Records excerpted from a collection
--------------------------------------------------

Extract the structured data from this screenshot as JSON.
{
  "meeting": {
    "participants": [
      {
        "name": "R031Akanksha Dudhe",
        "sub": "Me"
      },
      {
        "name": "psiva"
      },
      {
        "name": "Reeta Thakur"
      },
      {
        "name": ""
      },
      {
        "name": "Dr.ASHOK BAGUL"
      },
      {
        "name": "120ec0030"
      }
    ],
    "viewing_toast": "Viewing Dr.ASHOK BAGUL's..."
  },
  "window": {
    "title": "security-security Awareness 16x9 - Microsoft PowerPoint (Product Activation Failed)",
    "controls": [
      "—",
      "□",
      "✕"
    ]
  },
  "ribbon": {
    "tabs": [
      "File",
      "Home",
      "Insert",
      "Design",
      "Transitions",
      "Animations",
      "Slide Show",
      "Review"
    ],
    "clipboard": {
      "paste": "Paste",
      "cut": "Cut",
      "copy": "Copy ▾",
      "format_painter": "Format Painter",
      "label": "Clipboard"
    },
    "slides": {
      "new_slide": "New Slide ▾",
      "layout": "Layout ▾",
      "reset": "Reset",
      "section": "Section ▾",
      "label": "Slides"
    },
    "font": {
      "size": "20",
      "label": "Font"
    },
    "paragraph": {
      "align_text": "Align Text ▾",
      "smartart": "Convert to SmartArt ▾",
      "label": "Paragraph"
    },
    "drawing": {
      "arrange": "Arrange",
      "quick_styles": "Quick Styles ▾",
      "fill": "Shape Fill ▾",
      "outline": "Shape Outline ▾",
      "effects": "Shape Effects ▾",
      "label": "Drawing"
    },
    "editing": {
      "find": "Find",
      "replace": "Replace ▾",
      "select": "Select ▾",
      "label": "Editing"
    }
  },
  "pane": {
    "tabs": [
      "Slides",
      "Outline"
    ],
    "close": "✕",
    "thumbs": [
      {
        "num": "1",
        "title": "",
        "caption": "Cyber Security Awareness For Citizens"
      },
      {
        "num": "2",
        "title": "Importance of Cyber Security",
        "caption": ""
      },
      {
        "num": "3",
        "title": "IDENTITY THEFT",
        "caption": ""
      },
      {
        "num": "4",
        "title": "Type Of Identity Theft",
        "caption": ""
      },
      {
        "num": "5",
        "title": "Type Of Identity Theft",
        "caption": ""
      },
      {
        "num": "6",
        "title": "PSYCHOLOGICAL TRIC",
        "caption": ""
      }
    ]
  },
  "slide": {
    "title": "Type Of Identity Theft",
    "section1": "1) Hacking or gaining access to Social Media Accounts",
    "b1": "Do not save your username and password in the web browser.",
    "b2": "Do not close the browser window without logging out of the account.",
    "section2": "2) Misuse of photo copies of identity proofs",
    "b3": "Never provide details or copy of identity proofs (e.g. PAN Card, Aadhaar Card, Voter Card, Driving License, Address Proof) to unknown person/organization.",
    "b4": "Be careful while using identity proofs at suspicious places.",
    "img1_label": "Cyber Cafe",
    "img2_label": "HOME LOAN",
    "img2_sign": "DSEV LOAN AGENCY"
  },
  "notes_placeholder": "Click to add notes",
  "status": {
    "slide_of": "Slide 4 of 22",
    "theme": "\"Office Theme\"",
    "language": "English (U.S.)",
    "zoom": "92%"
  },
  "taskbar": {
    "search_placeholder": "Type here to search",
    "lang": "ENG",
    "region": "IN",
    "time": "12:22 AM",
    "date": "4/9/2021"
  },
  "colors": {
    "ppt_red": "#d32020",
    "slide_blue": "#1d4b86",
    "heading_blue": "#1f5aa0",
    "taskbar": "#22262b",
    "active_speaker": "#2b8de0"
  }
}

--------------------------------------------------

__WHAT TO WORK ON__: Search the data for the string "Cyber" and copy each line where it appears.

__EXERCISE RESPONSE__:
        "caption": "Cyber Security Awareness For Citizens"
        "title": "Importance of Cyber Security",
    "img1_label": "Cyber Cafe",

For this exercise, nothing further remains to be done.